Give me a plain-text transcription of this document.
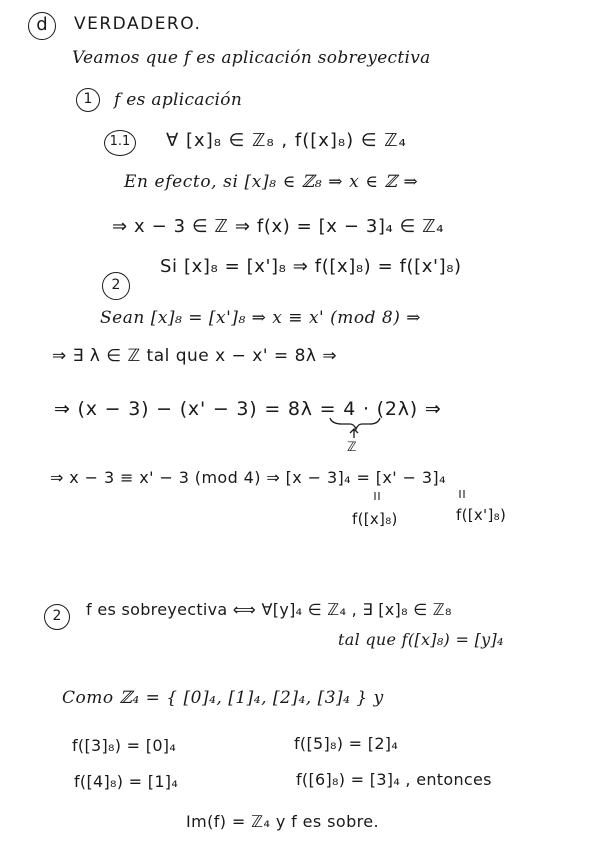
d	VERDADERO.
Veamos que f es aplicación sobreyectiva
1	f es aplicación
1.1	∀ [x]₈ ∈ ℤ₈ , f([x]₈) ∈ ℤ₄
En efecto, si [x]₈ ∈ ℤ₈ ⇒ x ∈ ℤ ⇒
⇒ x − 3 ∈ ℤ ⇒ f(x) = [x − 3]₄ ∈ ℤ₄
2
Si [x]₈ = [x']₈ ⇒ f([x]₈) = f([x']₈)
Sean [x]₈ = [x']₈ ⇒ x ≡ x' (mod 8) ⇒
⇒ ∃ λ ∈ ℤ tal que x − x' = 8λ ⇒
⇒ (x − 3) − (x' − 3) = 8λ = 4 · (2λ) ⇒
ℤ
⇒ x − 3 ≡ x' − 3 (mod 4) ⇒ [x − 3]₄ = [x' − 3]₄
f([x]₈)	f([x']₈)
2	f es sobreyectiva ⟺ ∀[y]₄ ∈ ℤ₄ , ∃ [x]₈ ∈ ℤ₈
tal que f([x]₈) = [y]₄
Como ℤ₄ = { [0]₄, [1]₄, [2]₄, [3]₄ } y
f([3]₈) = [0]₄	f([5]₈) = [2]₄
f([4]₈) = [1]₄	f([6]₈) = [3]₄ , entonces
Im(f) = ℤ₄ y f es sobre.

Request:
Set the pictures aside and transcribe the data above exactly.

Exercise answer:
Give me a plain-text transcription of this document.
d	VERDADERO.
Veamos que f es aplicación sobreyectiva
1	f es aplicación
1.1	∀ [x]₈ ∈ ℤ₈ , f([x]₈) ∈ ℤ₄
En efecto, si [x]₈ ∈ ℤ₈ ⇒ x ∈ ℤ ⇒
⇒ x − 3 ∈ ℤ ⇒ f(x) = [x − 3]₄ ∈ ℤ₄
2
Si [x]₈ = [x']₈ ⇒ f([x]₈) = f([x']₈)
Sean [x]₈ = [x']₈ ⇒ x ≡ x' (mod 8) ⇒
⇒ ∃ λ ∈ ℤ tal que x − x' = 8λ ⇒
⇒ (x − 3) − (x' − 3) = 8λ = 4 · (2λ) ⇒
ℤ
⇒ x − 3 ≡ x' − 3 (mod 4) ⇒ [x − 3]₄ = [x' − 3]₄
f([x]₈)	f([x']₈)
2	f es sobreyectiva ⟺ ∀[y]₄ ∈ ℤ₄ , ∃ [x]₈ ∈ ℤ₈
tal que f([x]₈) = [y]₄
Como ℤ₄ = { [0]₄, [1]₄, [2]₄, [3]₄ } y
f([3]₈) = [0]₄	f([5]₈) = [2]₄
f([4]₈) = [1]₄	f([6]₈) = [3]₄ , entonces
Im(f) = ℤ₄ y f es sobre.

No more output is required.